-- Begin --

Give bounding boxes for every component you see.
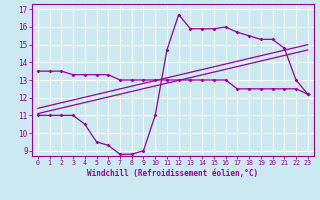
- X-axis label: Windchill (Refroidissement éolien,°C): Windchill (Refroidissement éolien,°C): [87, 169, 258, 178]
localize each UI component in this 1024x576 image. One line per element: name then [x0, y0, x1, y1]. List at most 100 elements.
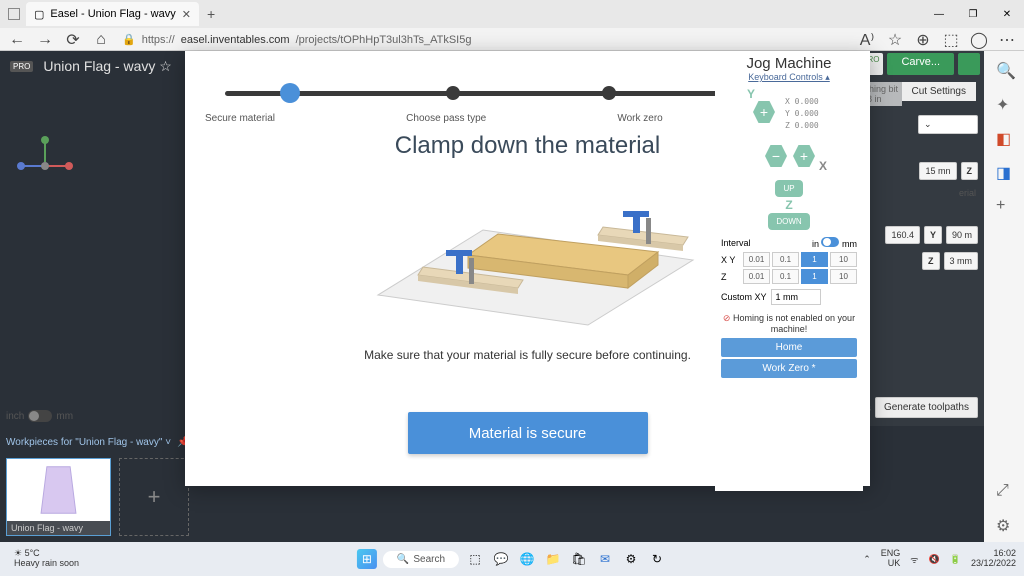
taskbar: ☀ 5°C Heavy rain soon ⊞ 🔍 Search ⬚ 💬 🌐 📁… — [0, 542, 1024, 576]
add-workpiece-button[interactable]: + — [119, 458, 189, 536]
rp-axis: Z — [961, 162, 979, 180]
y-readout: Y 0.000 — [785, 109, 819, 118]
window-controls: — ❐ ✕ — [922, 0, 1024, 28]
collections-icon[interactable]: ⊕ — [916, 33, 930, 47]
chat-icon[interactable]: 💬 — [491, 549, 511, 569]
step-label: Secure material — [205, 113, 275, 124]
rp-row-3: Z 3 mm — [864, 248, 984, 274]
step-cell[interactable]: 0.01 — [743, 252, 770, 267]
step-cell[interactable]: 1 — [801, 252, 828, 267]
jog-y-plus[interactable]: + — [753, 101, 775, 123]
add-icon[interactable]: + — [996, 197, 1012, 213]
lang2: UK — [888, 559, 901, 569]
step-dot-1[interactable] — [280, 83, 300, 103]
x-readout: X 0.000 — [785, 97, 819, 106]
sparkle-icon[interactable]: ✦ — [996, 95, 1012, 111]
minimize-button[interactable]: — — [922, 0, 956, 28]
tab-favicon: ▢ — [34, 8, 44, 21]
rp-row-1: 15 mn Z — [864, 158, 984, 184]
refresh-button[interactable]: ⟳ — [66, 33, 80, 47]
weather-text: Heavy rain soon — [14, 559, 79, 569]
taskbar-center: ⊞ 🔍 Search ⬚ 💬 🌐 📁 🛍 ✉ ⚙ ↻ — [357, 549, 667, 569]
date: 23/12/2022 — [971, 559, 1016, 569]
maximize-button[interactable]: ❐ — [956, 0, 990, 28]
wifi-icon[interactable]: ᯤ — [910, 553, 918, 566]
new-tab-button[interactable]: + — [207, 6, 215, 22]
work-zero-button[interactable]: Work Zero * — [721, 359, 857, 378]
jog-x-plus[interactable]: + — [793, 145, 815, 167]
unit-switch[interactable] — [28, 410, 52, 422]
search-icon[interactable]: 🔍 — [996, 61, 1012, 77]
carve-button[interactable]: Carve... — [887, 53, 954, 75]
jog-title: Jog Machine — [715, 51, 863, 72]
inch-label: inch — [6, 411, 24, 422]
generate-toolpaths-button[interactable]: Generate toolpaths — [875, 397, 978, 418]
clamp-illustration — [338, 180, 718, 330]
step-cell[interactable]: 1 — [801, 269, 828, 284]
step-cell[interactable]: 10 — [830, 252, 857, 267]
task-view-icon[interactable]: ⬚ — [465, 549, 485, 569]
app-title[interactable]: Union Flag - wavy ☆ — [43, 58, 171, 75]
read-aloud-icon[interactable]: A⁾ — [860, 33, 874, 47]
custom-xy-row: Custom XY — [715, 285, 863, 309]
custom-xy-input[interactable] — [771, 289, 821, 305]
start-button[interactable]: ⊞ — [357, 549, 377, 569]
app-top-right: PRO Carve... — [858, 53, 980, 75]
office-icon[interactable]: ◧ — [996, 129, 1012, 145]
unit-in: in — [812, 239, 819, 249]
tray-chevron[interactable]: ⌃ — [863, 554, 871, 565]
jog-x-minus[interactable]: − — [765, 145, 787, 167]
home-button[interactable]: Home — [721, 338, 857, 357]
step-cell[interactable]: 0.1 — [772, 269, 799, 284]
carve-expand-button[interactable] — [958, 53, 980, 75]
clock[interactable]: 16:02 23/12/2022 — [971, 549, 1016, 569]
rp-val: 160.4 — [885, 226, 920, 244]
unit-toggle[interactable] — [821, 237, 839, 247]
forward-button[interactable]: → — [38, 33, 52, 47]
weather-widget[interactable]: ☀ 5°C Heavy rain soon — [0, 549, 93, 569]
jog-z-up[interactable]: UP — [775, 180, 802, 197]
step-dot-3[interactable] — [602, 86, 616, 100]
step-cell[interactable]: 10 — [830, 269, 857, 284]
cut-settings-button[interactable]: Cut Settings — [902, 82, 976, 101]
language-indicator[interactable]: ENG UK — [881, 549, 901, 569]
step-cell[interactable]: 0.1 — [772, 252, 799, 267]
dropdown[interactable]: ⌄ — [918, 115, 978, 134]
rp-axis: Y — [924, 226, 942, 244]
store-icon[interactable]: 🛍 — [569, 549, 589, 569]
close-window-button[interactable]: ✕ — [990, 0, 1024, 28]
settings-icon[interactable]: ⚙ — [996, 516, 1012, 532]
step-cell[interactable]: 0.01 — [743, 269, 770, 284]
mail-icon[interactable]: ✉ — [595, 549, 615, 569]
back-button[interactable]: ← — [10, 33, 24, 47]
extensions-icon[interactable]: ⬚ — [944, 33, 958, 47]
edge-icon[interactable]: 🌐 — [517, 549, 537, 569]
tab-close-icon[interactable]: ✕ — [182, 8, 191, 21]
keyboard-controls-link[interactable]: Keyboard Controls ▴ — [715, 72, 863, 85]
browser-tab[interactable]: ▢ Easel - Union Flag - wavy ✕ — [26, 2, 199, 26]
taskbar-search[interactable]: 🔍 Search — [383, 551, 459, 568]
battery-icon[interactable]: 🔋 — [950, 554, 961, 565]
axes-gizmo[interactable] — [15, 136, 75, 196]
app-icon-2[interactable]: ↻ — [647, 549, 667, 569]
volume-icon[interactable]: 🔇 — [929, 554, 940, 565]
more-icon[interactable]: ⋯ — [1000, 33, 1014, 47]
home-button[interactable]: ⌂ — [94, 33, 108, 47]
step-dot-2[interactable] — [446, 86, 460, 100]
expand-icon[interactable]: ⤢ — [996, 482, 1012, 498]
url-box[interactable]: 🔒 https://easel.inventables.com/projects… — [122, 33, 846, 46]
app-icon[interactable]: ⚙ — [621, 549, 641, 569]
custom-xy-label: Custom XY — [721, 292, 767, 302]
explorer-icon[interactable]: 📁 — [543, 549, 563, 569]
material-secure-button[interactable]: Material is secure — [408, 412, 648, 454]
jog-z-down[interactable]: DOWN — [768, 213, 809, 230]
edge-sidebar: 🔍 ✦ ◧ ◨ + ⤢ ⚙ — [984, 51, 1024, 542]
y-axis-label: Y — [747, 87, 755, 101]
workpiece-thumb[interactable]: Union Flag - wavy — [6, 458, 111, 536]
favorite-icon[interactable]: ☆ — [888, 33, 902, 47]
interval-label: Interval — [721, 238, 751, 248]
profile-icon[interactable]: ◯ — [972, 33, 986, 47]
x-axis-label: X — [819, 159, 827, 173]
outlook-icon[interactable]: ◨ — [996, 163, 1012, 179]
rp-val: 90 m — [946, 226, 978, 244]
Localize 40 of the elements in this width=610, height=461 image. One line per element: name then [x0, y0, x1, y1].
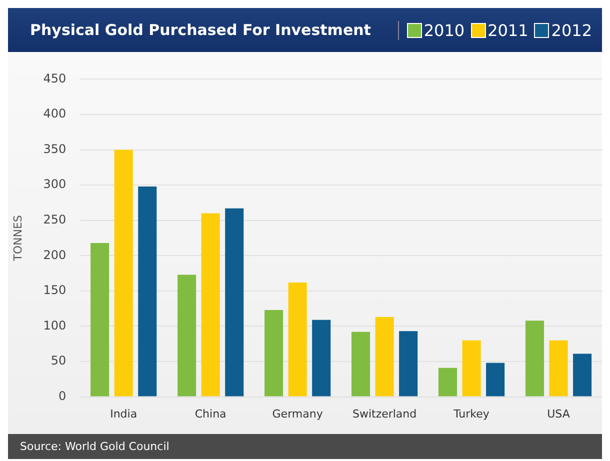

-- End --

**Problem statement**
Select every line in the entries above that contains the word "then", and copy each of those lines.

**Worked solution**
localize each UI component in this 1024x576 image. One line per element: name then [x0, y0, x1, y1]. List at most 100 elements.
Localize 40 of the elements in this width=610, height=461 image. One line per element: name then [x0, y0, x1, y1].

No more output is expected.